### Exercise goal
Read through the records below and copy each line that uses the word "filtr".

::::::::::

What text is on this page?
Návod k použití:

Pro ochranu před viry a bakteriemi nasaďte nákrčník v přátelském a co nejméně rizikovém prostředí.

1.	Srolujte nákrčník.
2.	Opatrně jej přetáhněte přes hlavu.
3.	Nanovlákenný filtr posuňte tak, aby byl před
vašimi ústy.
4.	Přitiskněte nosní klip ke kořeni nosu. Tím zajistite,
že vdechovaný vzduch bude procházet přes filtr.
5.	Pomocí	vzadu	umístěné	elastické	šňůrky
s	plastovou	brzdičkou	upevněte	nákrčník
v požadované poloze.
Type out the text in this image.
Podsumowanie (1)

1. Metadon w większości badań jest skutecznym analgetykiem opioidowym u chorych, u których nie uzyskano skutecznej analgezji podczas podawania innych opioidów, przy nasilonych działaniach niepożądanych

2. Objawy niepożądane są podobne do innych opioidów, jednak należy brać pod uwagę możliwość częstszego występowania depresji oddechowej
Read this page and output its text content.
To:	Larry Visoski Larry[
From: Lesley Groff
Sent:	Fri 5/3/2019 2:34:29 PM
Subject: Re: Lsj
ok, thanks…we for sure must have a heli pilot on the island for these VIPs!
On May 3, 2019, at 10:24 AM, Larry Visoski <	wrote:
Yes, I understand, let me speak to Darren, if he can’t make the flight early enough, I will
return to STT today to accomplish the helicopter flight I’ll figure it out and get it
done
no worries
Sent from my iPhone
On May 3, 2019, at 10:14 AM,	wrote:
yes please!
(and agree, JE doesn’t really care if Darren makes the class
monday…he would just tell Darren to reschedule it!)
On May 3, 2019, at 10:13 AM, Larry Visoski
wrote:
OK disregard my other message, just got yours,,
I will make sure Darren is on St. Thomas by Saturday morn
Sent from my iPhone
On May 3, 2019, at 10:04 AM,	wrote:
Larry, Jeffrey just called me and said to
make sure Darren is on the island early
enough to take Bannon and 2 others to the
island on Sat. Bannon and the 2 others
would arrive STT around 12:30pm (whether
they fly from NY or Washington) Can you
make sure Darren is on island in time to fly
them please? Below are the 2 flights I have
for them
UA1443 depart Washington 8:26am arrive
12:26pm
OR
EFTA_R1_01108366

::::::::::

### Written answer
3.	Nanovlákenný filtr posuňte tak, aby byl před
že vdechovaný vzduch bude procházet přes filtr.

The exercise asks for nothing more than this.